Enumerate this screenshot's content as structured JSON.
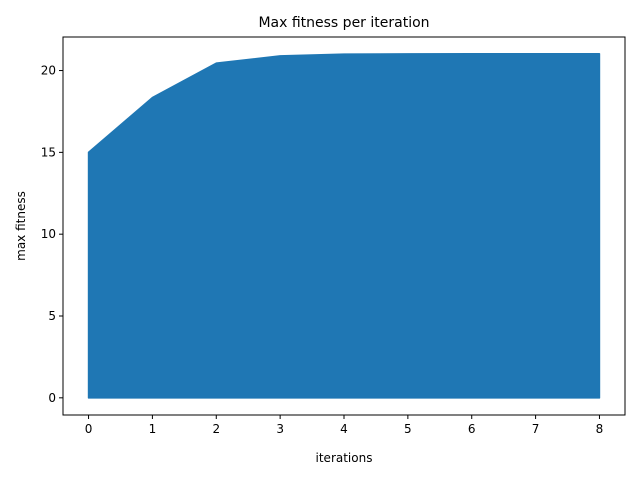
{
  "chart_data": {
    "type": "area",
    "title": "Max fitness per iteration",
    "xlabel": "iterations",
    "ylabel": "max fitness",
    "x": [
      0,
      1,
      2,
      3,
      4,
      5,
      6,
      7,
      8
    ],
    "series": [
      {
        "values": [
          15.0,
          18.35,
          20.45,
          20.9,
          21.0,
          21.02,
          21.03,
          21.03,
          21.03
        ],
        "color": "#1f77b4"
      }
    ],
    "xlim": [
      -0.4,
      8.4
    ],
    "ylim": [
      -1.05,
      22.05
    ],
    "x_ticks": [
      0,
      1,
      2,
      3,
      4,
      5,
      6,
      7,
      8
    ],
    "y_ticks": [
      0,
      5,
      10,
      15,
      20
    ],
    "grid": false,
    "legend": "none"
  }
}
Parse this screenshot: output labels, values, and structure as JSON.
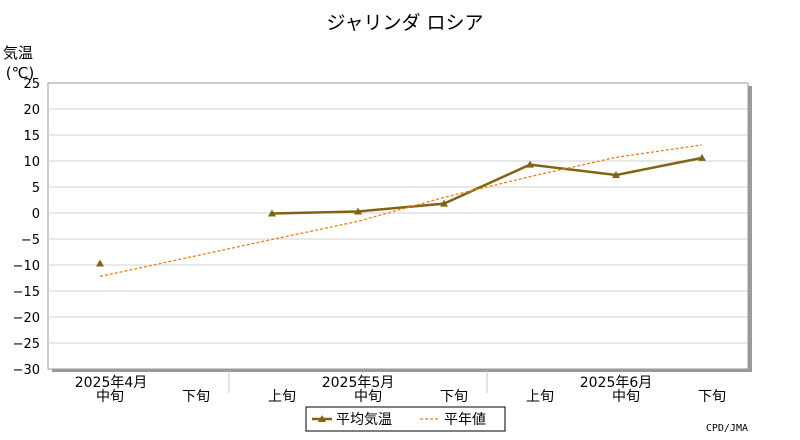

[Set exercise]: Every record above should be written out again exactly; the pictures stay out of the copy.

[Task solution]:
Enumerate this screenshot's content as structured JSON.
{
  "chart_data": {
    "type": "area",
    "title": "Max fitness per iteration",
    "xlabel": "iterations",
    "ylabel": "max fitness",
    "x": [
      0,
      1,
      2,
      3,
      4,
      5,
      6,
      7,
      8
    ],
    "series": [
      {
        "values": [
          15.0,
          18.35,
          20.45,
          20.9,
          21.0,
          21.02,
          21.03,
          21.03,
          21.03
        ],
        "color": "#1f77b4"
      }
    ],
    "xlim": [
      -0.4,
      8.4
    ],
    "ylim": [
      -1.05,
      22.05
    ],
    "x_ticks": [
      0,
      1,
      2,
      3,
      4,
      5,
      6,
      7,
      8
    ],
    "y_ticks": [
      0,
      5,
      10,
      15,
      20
    ],
    "grid": false,
    "legend": "none"
  }
}
Parse this screenshot: output labels, values, and structure as JSON.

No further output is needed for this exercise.